__Short task__
Report how many lines contain "International"; state the number and nothing else.
## begin Supplied entries
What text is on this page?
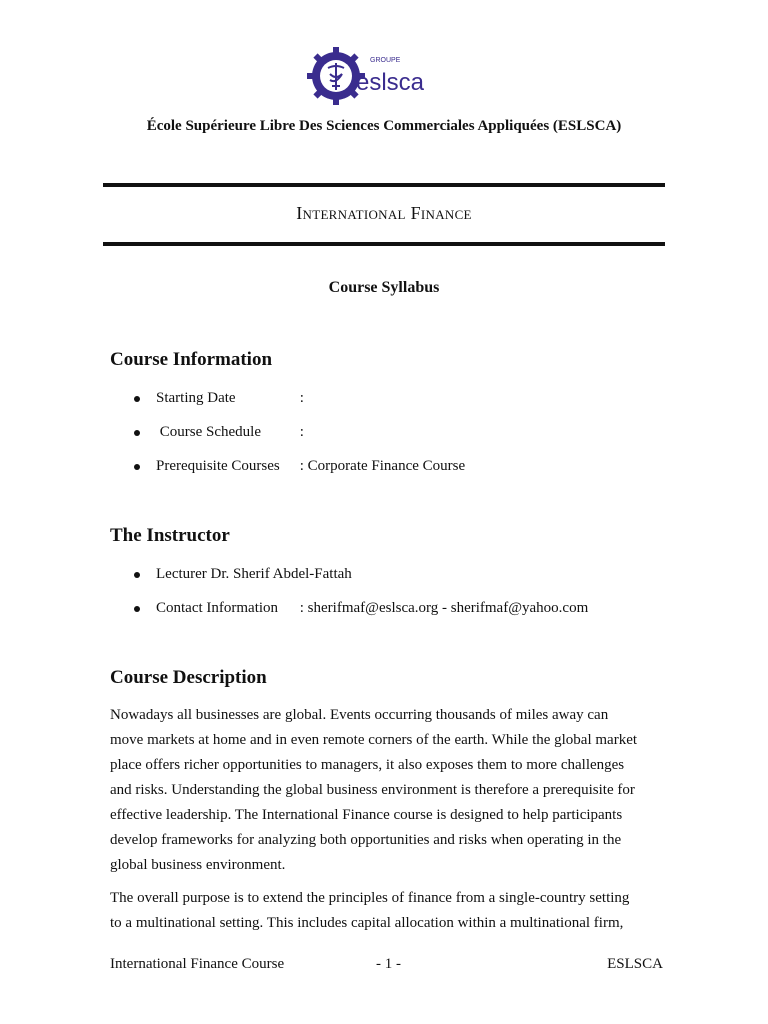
GROUPE
eslsca
École Supérieure Libre Des Sciences Commerciales Appliquées (ESLSCA)
International Finance
Course Syllabus
Course Information
Starting Date	:
Course Schedule	:
Prerequisite Courses : Corporate Finance Course
The Instructor
Lecturer Dr. Sherif Abdel-Fattah
Contact Information : sherifmaf@eslsca.org - sherifmaf@yahoo.com
Course Description
Nowadays all businesses are global. Events occurring thousands of miles away can
move markets at home and in even remote corners of the earth. While the global market
place offers richer opportunities to managers, it also exposes them to more challenges
and risks. Understanding the global business environment is therefore a prerequisite for
effective leadership. The International Finance course is designed to help participants
develop frameworks for analyzing both opportunities and risks when operating in the
global business environment.
The overall purpose is to extend the principles of finance from a single-country setting
to a multinational setting. This includes capital allocation within a multinational firm,
International Finance Course	- 1 -	ESLSCA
## end Supplied entries
__Exercise response__
3